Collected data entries
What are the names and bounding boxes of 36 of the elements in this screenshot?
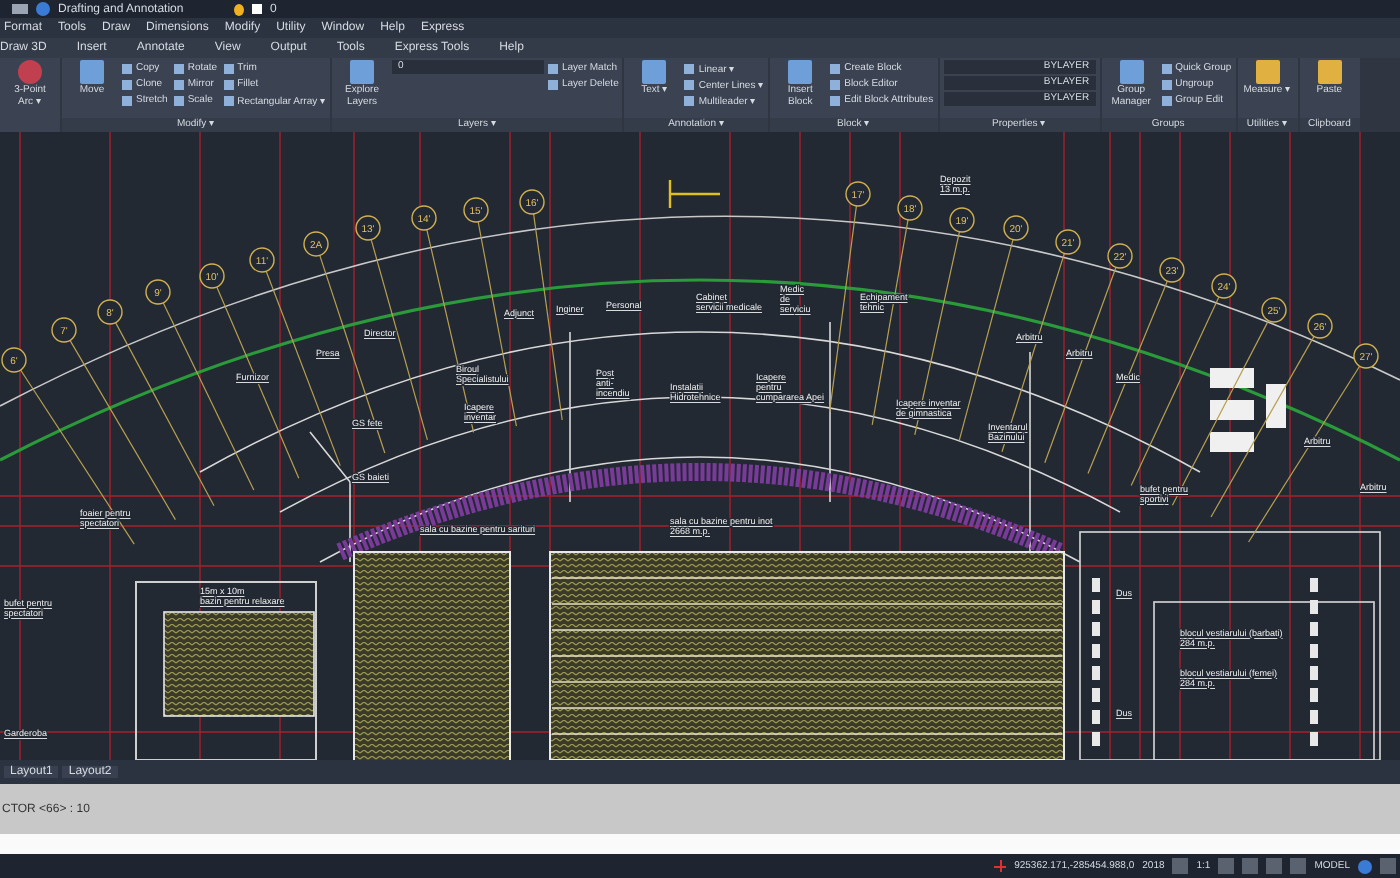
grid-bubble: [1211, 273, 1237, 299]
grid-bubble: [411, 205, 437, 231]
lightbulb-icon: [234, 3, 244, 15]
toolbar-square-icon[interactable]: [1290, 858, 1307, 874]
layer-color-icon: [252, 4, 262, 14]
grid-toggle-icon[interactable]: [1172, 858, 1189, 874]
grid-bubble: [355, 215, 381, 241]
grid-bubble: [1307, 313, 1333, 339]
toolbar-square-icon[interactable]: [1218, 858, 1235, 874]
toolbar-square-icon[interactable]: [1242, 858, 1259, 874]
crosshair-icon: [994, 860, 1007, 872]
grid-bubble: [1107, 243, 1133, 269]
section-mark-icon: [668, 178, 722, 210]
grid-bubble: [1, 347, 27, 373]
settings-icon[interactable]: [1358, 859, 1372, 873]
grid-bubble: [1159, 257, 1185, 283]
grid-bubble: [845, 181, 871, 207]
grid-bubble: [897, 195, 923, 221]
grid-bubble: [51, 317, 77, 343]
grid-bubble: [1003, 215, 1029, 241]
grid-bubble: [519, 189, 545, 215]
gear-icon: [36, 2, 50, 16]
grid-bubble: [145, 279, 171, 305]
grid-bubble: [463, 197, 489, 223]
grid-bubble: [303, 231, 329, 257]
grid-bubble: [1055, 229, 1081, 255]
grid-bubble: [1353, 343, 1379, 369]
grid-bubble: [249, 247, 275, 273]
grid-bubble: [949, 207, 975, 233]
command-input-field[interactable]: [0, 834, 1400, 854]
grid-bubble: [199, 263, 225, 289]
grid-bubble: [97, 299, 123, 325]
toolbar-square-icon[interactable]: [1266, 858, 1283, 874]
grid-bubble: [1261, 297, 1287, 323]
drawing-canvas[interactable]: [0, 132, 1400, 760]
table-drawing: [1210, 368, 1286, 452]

Given problem
Reproduce every line of the records above word for word, omitting the pictures.

Solved exercise
What are the names and bounding boxes of 36 of the elements in this screenshot?
grid-bubble: [1211, 273, 1237, 299]
grid-bubble: [411, 205, 437, 231]
lightbulb-icon: [234, 3, 244, 15]
toolbar-square-icon[interactable]: [1290, 858, 1307, 874]
layer-color-icon: [252, 4, 262, 14]
grid-toggle-icon[interactable]: [1172, 858, 1189, 874]
grid-bubble: [355, 215, 381, 241]
grid-bubble: [1307, 313, 1333, 339]
toolbar-square-icon[interactable]: [1218, 858, 1235, 874]
toolbar-square-icon[interactable]: [1242, 858, 1259, 874]
crosshair-icon: [994, 860, 1007, 872]
grid-bubble: [1107, 243, 1133, 269]
section-mark-icon: [668, 178, 722, 210]
grid-bubble: [1, 347, 27, 373]
settings-icon[interactable]: [1358, 859, 1372, 873]
grid-bubble: [1159, 257, 1185, 283]
grid-bubble: [845, 181, 871, 207]
grid-bubble: [897, 195, 923, 221]
grid-bubble: [51, 317, 77, 343]
grid-bubble: [1003, 215, 1029, 241]
grid-bubble: [519, 189, 545, 215]
gear-icon: [36, 2, 50, 16]
grid-bubble: [145, 279, 171, 305]
grid-bubble: [463, 197, 489, 223]
grid-bubble: [303, 231, 329, 257]
grid-bubble: [1055, 229, 1081, 255]
grid-bubble: [1353, 343, 1379, 369]
grid-bubble: [249, 247, 275, 273]
grid-bubble: [949, 207, 975, 233]
command-input-field[interactable]: [0, 834, 1400, 854]
grid-bubble: [199, 263, 225, 289]
grid-bubble: [97, 299, 123, 325]
toolbar-square-icon[interactable]: [1266, 858, 1283, 874]
grid-bubble: [1261, 297, 1287, 323]
drawing-canvas[interactable]: [0, 132, 1400, 760]
table-drawing: [1210, 368, 1286, 452]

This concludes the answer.